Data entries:
──────

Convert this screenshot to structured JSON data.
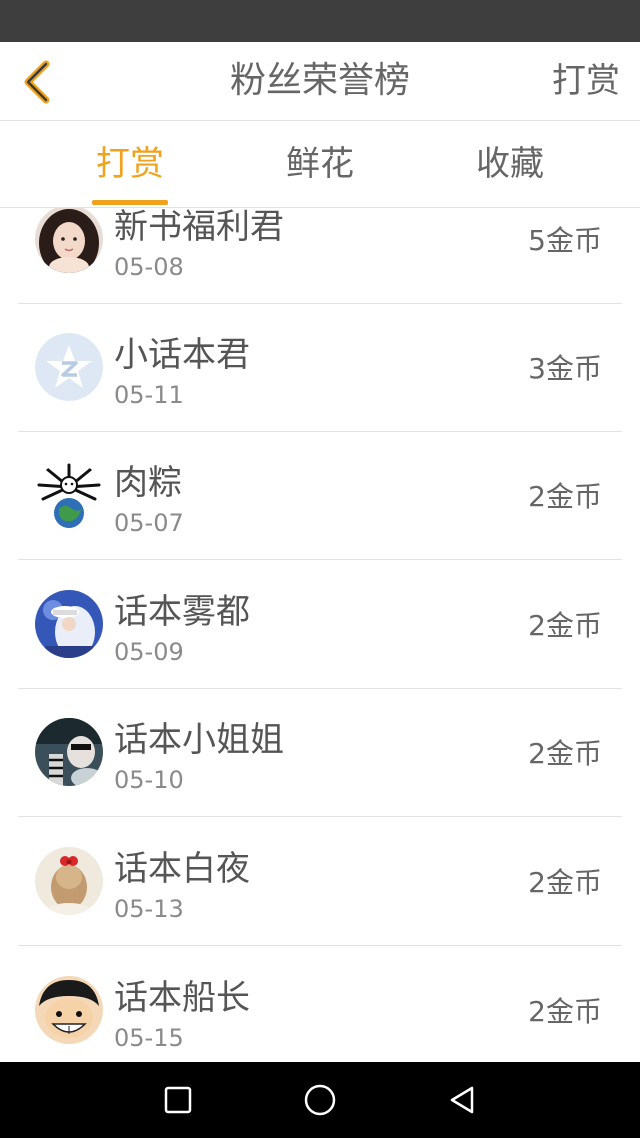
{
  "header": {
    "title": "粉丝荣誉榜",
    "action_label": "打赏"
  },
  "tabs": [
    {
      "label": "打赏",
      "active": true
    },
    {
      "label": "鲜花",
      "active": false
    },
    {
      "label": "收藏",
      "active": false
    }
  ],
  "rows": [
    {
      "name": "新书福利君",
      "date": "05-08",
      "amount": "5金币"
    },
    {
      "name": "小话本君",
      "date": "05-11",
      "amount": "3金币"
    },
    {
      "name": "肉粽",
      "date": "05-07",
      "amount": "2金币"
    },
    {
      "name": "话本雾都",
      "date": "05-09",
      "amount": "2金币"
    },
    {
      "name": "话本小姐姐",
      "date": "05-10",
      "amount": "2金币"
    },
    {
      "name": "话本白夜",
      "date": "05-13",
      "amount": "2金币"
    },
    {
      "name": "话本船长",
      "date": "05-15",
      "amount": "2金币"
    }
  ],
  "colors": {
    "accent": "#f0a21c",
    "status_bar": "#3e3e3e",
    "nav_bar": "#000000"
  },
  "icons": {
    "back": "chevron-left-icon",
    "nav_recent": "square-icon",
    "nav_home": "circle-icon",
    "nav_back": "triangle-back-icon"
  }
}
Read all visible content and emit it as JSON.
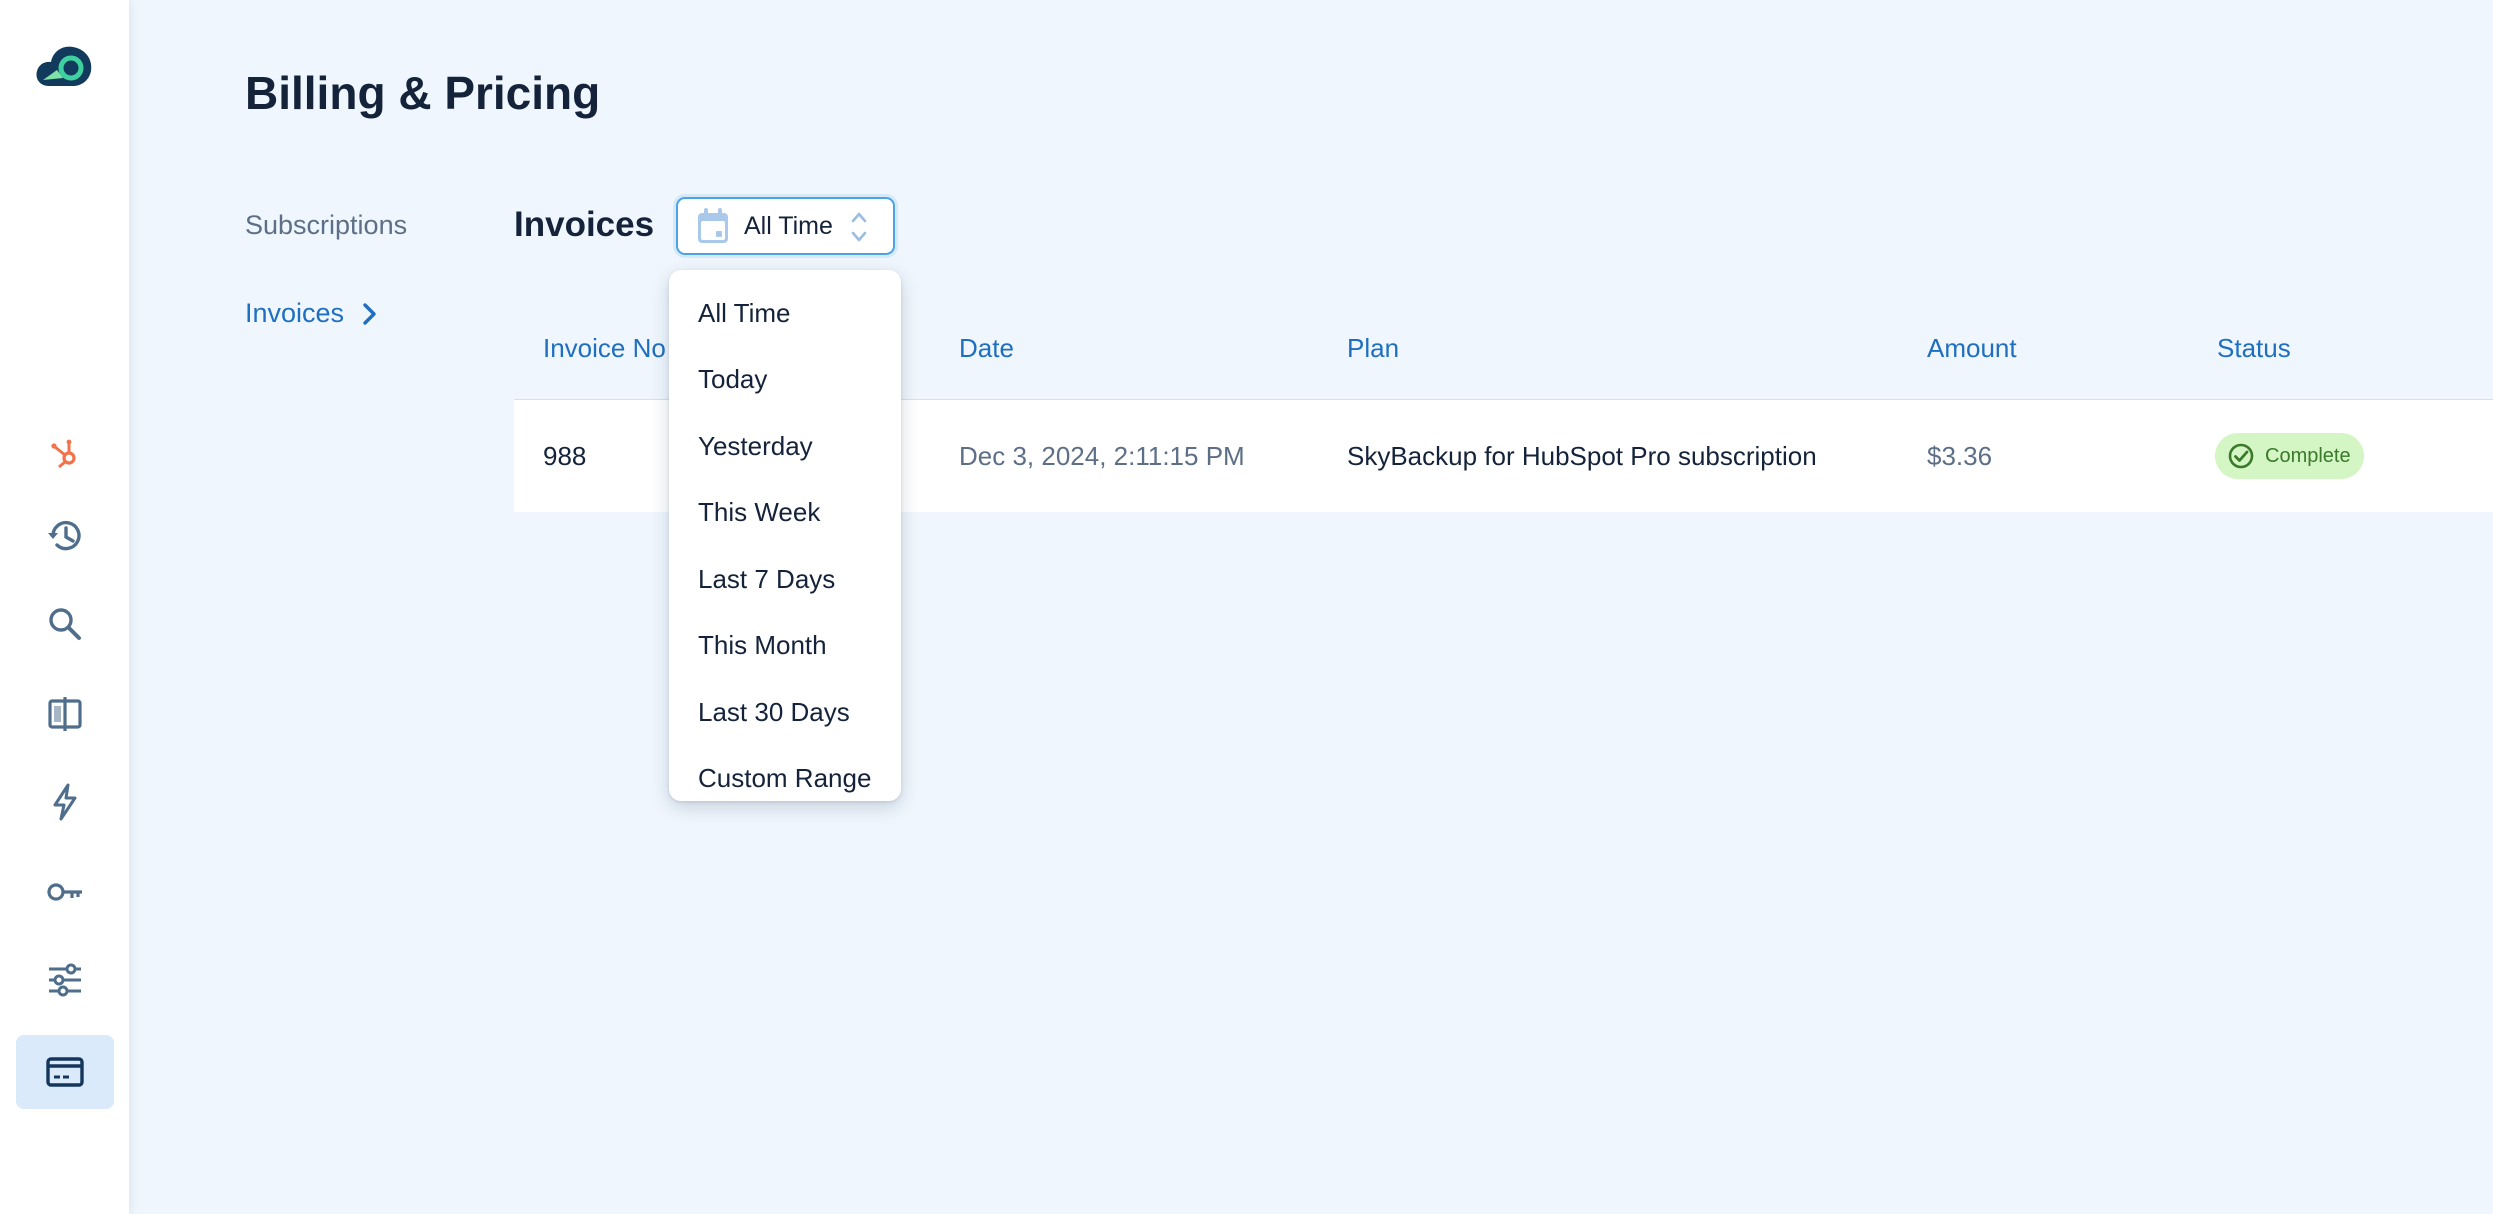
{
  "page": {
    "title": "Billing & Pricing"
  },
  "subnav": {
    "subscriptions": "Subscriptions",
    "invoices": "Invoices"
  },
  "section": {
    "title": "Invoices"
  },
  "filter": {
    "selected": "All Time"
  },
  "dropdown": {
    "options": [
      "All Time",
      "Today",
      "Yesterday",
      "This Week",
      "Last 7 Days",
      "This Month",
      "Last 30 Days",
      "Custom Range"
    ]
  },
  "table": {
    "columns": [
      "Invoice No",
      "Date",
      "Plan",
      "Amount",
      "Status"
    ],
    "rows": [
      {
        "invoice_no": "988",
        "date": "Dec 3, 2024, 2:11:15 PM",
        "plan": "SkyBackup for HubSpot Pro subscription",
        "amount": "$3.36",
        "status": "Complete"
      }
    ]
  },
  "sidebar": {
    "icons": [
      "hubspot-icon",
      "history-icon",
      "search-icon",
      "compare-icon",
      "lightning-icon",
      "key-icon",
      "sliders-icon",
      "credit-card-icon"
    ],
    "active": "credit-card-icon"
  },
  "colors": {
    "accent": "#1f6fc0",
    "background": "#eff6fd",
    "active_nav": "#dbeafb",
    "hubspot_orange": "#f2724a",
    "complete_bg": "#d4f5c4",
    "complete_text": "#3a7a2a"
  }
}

──────

Pictures in the records must not appear in the copy; transcribe everything else precisely.

Convert this screenshot to structured JSON data.
{
  "header": {
    "title": "粉丝荣誉榜",
    "action_label": "打赏"
  },
  "tabs": [
    {
      "label": "打赏",
      "active": true
    },
    {
      "label": "鲜花",
      "active": false
    },
    {
      "label": "收藏",
      "active": false
    }
  ],
  "rows": [
    {
      "name": "新书福利君",
      "date": "05-08",
      "amount": "5金币"
    },
    {
      "name": "小话本君",
      "date": "05-11",
      "amount": "3金币"
    },
    {
      "name": "肉粽",
      "date": "05-07",
      "amount": "2金币"
    },
    {
      "name": "话本雾都",
      "date": "05-09",
      "amount": "2金币"
    },
    {
      "name": "话本小姐姐",
      "date": "05-10",
      "amount": "2金币"
    },
    {
      "name": "话本白夜",
      "date": "05-13",
      "amount": "2金币"
    },
    {
      "name": "话本船长",
      "date": "05-15",
      "amount": "2金币"
    }
  ],
  "colors": {
    "accent": "#f0a21c",
    "status_bar": "#3e3e3e",
    "nav_bar": "#000000"
  },
  "icons": {
    "back": "chevron-left-icon",
    "nav_recent": "square-icon",
    "nav_home": "circle-icon",
    "nav_back": "triangle-back-icon"
  }
}
Read all visible content and emit it as JSON.
{
  "page": {
    "title": "Billing & Pricing"
  },
  "subnav": {
    "subscriptions": "Subscriptions",
    "invoices": "Invoices"
  },
  "section": {
    "title": "Invoices"
  },
  "filter": {
    "selected": "All Time"
  },
  "dropdown": {
    "options": [
      "All Time",
      "Today",
      "Yesterday",
      "This Week",
      "Last 7 Days",
      "This Month",
      "Last 30 Days",
      "Custom Range"
    ]
  },
  "table": {
    "columns": [
      "Invoice No",
      "Date",
      "Plan",
      "Amount",
      "Status"
    ],
    "rows": [
      {
        "invoice_no": "988",
        "date": "Dec 3, 2024, 2:11:15 PM",
        "plan": "SkyBackup for HubSpot Pro subscription",
        "amount": "$3.36",
        "status": "Complete"
      }
    ]
  },
  "sidebar": {
    "icons": [
      "hubspot-icon",
      "history-icon",
      "search-icon",
      "compare-icon",
      "lightning-icon",
      "key-icon",
      "sliders-icon",
      "credit-card-icon"
    ],
    "active": "credit-card-icon"
  },
  "colors": {
    "accent": "#1f6fc0",
    "background": "#eff6fd",
    "active_nav": "#dbeafb",
    "hubspot_orange": "#f2724a",
    "complete_bg": "#d4f5c4",
    "complete_text": "#3a7a2a"
  }
}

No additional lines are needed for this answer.